What is expected » Wherever the word "Interior" turns up in a line of the entries, copy that line.

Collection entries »
━━━
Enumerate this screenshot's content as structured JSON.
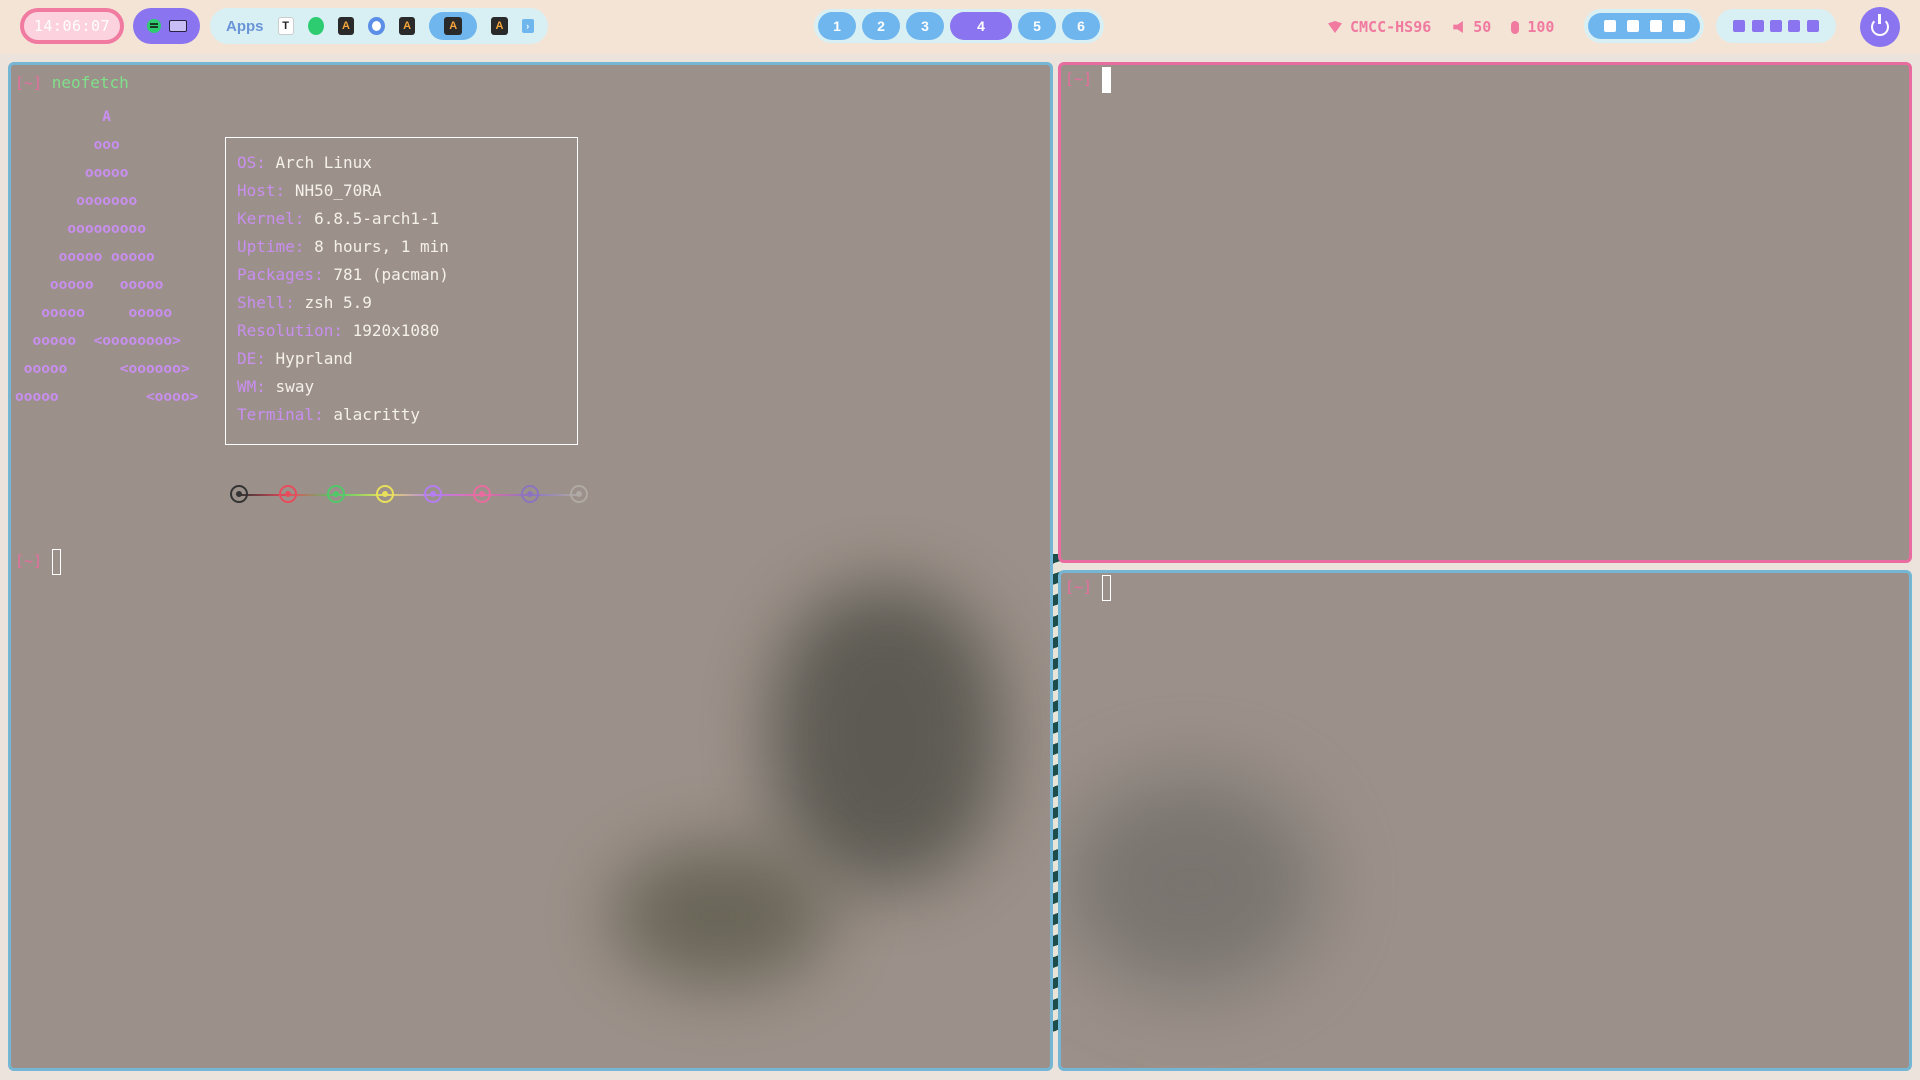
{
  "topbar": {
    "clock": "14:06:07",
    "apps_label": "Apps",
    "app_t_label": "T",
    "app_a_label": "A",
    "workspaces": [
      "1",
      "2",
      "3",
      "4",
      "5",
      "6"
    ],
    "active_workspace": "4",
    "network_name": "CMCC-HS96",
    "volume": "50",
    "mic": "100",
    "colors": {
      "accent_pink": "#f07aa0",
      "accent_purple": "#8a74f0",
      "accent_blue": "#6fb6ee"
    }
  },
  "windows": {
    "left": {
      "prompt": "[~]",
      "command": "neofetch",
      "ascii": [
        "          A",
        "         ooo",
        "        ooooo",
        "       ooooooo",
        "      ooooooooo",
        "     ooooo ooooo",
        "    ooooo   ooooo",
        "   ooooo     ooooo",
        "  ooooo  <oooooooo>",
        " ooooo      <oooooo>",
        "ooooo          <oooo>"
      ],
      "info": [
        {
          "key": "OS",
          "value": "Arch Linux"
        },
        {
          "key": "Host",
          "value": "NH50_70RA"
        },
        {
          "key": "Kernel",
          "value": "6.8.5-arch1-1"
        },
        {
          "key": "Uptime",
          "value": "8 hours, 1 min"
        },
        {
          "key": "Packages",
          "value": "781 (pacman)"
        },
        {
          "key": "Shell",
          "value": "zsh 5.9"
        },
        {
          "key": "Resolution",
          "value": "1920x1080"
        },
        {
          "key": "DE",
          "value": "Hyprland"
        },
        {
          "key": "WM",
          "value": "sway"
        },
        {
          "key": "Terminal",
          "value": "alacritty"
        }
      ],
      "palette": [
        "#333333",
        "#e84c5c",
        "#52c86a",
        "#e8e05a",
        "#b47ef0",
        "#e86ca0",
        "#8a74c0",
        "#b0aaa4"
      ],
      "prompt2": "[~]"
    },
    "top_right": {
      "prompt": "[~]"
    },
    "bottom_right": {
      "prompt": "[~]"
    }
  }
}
━━━
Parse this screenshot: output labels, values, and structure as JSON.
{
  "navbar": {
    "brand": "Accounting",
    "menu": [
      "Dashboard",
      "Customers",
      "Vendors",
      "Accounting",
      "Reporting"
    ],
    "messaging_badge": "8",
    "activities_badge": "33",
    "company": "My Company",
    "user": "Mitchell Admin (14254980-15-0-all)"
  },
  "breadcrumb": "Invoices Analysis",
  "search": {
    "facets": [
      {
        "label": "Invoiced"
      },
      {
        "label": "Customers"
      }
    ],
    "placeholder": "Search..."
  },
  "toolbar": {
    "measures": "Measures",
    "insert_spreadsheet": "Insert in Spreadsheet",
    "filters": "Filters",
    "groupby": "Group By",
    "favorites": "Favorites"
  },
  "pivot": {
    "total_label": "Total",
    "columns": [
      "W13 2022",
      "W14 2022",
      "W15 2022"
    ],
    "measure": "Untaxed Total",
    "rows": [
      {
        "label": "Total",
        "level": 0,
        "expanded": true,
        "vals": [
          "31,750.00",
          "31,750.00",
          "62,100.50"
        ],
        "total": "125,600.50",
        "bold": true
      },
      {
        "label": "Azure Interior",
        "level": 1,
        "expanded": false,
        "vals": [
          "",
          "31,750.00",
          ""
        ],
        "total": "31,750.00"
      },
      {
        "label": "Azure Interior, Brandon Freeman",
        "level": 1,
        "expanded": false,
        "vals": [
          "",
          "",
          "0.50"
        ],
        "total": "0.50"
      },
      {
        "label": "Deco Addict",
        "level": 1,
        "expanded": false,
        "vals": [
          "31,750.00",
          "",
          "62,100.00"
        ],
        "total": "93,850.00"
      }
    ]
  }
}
━━━
Exercise output »
        "label": "Azure Interior",
        "label": "Azure Interior, Brandon Freeman",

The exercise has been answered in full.